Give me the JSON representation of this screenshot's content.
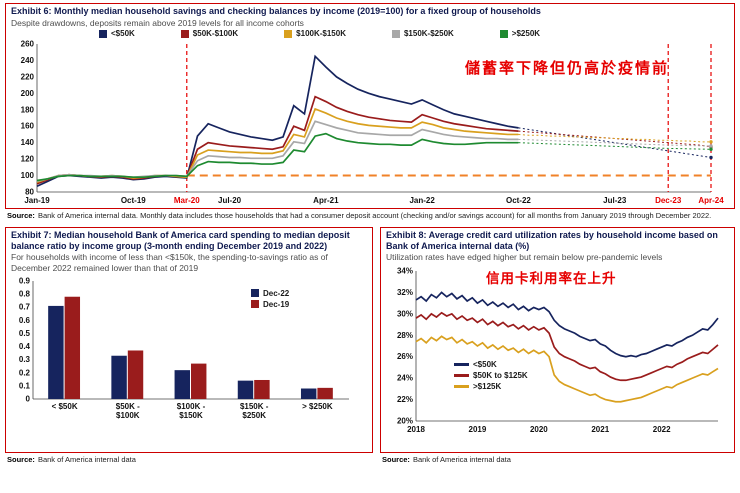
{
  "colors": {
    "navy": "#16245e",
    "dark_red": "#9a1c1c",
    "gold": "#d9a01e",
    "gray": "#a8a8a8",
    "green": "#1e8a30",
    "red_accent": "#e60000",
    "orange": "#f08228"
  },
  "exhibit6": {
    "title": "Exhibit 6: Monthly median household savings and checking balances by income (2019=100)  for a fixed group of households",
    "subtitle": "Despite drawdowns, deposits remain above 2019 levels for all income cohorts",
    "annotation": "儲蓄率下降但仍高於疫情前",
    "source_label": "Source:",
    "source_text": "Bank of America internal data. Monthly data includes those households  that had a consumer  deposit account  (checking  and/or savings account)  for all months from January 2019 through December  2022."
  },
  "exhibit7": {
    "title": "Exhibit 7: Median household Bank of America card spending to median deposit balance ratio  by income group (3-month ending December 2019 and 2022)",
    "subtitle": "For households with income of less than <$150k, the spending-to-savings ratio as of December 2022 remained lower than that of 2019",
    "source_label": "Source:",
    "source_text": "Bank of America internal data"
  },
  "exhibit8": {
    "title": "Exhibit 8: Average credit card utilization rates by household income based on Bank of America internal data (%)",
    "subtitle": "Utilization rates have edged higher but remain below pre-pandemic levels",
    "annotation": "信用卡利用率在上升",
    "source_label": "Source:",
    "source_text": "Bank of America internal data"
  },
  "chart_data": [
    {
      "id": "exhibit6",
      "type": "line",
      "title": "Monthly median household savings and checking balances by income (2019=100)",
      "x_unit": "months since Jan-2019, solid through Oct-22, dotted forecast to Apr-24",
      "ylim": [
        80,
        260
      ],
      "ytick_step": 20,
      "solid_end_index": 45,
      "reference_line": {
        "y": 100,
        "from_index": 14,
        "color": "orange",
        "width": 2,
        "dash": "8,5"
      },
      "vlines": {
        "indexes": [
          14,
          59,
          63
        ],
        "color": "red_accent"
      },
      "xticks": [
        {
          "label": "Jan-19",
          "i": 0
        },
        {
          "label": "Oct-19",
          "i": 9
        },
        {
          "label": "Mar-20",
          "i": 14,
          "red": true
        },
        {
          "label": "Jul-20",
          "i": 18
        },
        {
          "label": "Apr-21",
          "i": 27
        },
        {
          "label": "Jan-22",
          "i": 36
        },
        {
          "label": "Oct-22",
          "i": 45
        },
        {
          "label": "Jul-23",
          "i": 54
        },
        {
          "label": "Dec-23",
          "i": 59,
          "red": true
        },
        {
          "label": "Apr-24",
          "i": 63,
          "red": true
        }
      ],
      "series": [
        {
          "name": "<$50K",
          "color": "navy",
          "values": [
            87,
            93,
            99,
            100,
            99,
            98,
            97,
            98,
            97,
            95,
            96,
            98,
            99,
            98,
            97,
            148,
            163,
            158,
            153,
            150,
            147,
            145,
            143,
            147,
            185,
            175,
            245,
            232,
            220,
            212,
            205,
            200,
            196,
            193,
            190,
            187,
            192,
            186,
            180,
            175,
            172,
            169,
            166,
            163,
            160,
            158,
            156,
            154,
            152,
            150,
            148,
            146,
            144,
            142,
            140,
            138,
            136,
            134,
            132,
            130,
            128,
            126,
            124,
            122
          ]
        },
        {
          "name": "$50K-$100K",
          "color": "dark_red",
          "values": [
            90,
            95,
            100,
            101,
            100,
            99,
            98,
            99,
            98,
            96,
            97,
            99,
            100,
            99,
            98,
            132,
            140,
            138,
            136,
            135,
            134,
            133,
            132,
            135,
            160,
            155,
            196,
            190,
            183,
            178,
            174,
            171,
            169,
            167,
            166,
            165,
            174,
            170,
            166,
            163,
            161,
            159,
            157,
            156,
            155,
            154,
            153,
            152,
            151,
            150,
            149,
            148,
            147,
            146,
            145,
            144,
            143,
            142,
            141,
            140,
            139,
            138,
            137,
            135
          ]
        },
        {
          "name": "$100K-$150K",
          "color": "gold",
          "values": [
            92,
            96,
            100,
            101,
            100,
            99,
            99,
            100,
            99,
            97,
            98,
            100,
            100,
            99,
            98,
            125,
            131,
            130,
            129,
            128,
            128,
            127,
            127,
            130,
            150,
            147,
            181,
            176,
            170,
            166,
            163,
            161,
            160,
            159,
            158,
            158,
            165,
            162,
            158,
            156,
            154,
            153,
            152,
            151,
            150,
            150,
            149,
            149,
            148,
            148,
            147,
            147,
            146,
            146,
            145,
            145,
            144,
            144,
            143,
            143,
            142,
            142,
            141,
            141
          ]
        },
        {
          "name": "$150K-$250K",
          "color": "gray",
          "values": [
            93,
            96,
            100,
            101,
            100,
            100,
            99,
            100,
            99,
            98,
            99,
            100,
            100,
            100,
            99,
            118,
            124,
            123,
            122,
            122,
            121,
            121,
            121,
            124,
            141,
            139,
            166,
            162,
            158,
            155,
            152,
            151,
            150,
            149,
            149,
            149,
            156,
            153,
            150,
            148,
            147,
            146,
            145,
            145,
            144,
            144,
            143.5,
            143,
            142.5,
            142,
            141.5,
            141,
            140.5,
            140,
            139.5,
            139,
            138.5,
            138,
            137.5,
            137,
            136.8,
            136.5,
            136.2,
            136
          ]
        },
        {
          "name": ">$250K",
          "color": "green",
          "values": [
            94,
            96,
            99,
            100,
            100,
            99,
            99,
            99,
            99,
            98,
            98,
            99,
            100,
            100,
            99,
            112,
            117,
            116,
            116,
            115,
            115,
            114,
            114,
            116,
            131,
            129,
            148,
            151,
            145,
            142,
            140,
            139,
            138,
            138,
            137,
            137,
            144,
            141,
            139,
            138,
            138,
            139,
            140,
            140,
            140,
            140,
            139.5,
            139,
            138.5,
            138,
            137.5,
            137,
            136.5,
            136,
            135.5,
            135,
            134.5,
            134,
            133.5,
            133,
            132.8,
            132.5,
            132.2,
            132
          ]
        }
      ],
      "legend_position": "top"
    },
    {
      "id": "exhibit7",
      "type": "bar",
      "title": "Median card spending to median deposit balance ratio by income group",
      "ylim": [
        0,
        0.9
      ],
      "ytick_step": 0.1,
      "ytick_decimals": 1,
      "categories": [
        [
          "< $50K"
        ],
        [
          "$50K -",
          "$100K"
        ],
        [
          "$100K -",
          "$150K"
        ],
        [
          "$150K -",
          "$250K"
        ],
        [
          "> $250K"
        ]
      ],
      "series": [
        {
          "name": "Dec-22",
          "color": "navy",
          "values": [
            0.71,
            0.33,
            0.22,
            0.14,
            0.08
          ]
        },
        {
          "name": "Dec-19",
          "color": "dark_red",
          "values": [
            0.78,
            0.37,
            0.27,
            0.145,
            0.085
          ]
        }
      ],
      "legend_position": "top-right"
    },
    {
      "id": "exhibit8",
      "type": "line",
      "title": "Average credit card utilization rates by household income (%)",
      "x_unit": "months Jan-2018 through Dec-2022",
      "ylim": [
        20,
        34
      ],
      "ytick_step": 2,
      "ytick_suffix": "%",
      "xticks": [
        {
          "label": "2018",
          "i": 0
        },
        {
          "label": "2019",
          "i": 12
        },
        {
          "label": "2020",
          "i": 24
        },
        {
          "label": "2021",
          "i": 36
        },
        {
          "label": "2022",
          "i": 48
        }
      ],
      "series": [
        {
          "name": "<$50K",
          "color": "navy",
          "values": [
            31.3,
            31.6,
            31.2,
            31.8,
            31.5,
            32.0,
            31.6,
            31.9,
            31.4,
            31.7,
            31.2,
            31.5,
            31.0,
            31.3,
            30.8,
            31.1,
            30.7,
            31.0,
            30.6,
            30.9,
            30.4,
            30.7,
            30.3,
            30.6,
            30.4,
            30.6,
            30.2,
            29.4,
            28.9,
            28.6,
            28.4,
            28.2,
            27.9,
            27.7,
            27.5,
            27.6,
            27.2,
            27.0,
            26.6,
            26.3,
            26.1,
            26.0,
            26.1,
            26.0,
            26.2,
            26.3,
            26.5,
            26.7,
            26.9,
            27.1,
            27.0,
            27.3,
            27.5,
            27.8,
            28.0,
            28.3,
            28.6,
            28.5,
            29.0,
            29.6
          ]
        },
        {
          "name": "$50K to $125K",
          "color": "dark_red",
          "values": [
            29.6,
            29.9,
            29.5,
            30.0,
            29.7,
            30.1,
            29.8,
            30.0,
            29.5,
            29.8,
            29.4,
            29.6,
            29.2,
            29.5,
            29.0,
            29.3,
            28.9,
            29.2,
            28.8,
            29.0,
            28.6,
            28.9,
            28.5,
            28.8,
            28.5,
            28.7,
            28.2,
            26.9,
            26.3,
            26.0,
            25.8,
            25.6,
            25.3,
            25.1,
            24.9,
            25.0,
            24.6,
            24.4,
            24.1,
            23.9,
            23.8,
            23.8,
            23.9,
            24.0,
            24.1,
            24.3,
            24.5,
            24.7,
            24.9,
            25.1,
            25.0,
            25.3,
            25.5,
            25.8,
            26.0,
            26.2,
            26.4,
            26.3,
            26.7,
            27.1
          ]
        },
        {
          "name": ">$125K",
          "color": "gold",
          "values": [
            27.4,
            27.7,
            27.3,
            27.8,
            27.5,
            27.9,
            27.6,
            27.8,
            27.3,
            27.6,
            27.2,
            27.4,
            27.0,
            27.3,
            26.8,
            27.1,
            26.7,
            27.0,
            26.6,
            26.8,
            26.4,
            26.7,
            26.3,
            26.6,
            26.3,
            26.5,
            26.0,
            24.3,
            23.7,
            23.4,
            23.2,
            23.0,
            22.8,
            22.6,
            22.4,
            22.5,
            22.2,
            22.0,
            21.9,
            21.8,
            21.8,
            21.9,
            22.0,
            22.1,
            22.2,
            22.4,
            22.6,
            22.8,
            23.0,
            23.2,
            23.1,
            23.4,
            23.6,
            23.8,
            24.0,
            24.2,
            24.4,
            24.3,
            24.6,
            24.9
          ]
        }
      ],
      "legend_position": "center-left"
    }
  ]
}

__________

### Task requirements:
Identify every line holding the word "credit" and copy it out.

### Solution to the problem:
    "title": "Exhibit 8: Average credit card utilization rates by household income based on Bank of America internal data (%)",
      "title": "Average credit card utilization rates by household income (%)",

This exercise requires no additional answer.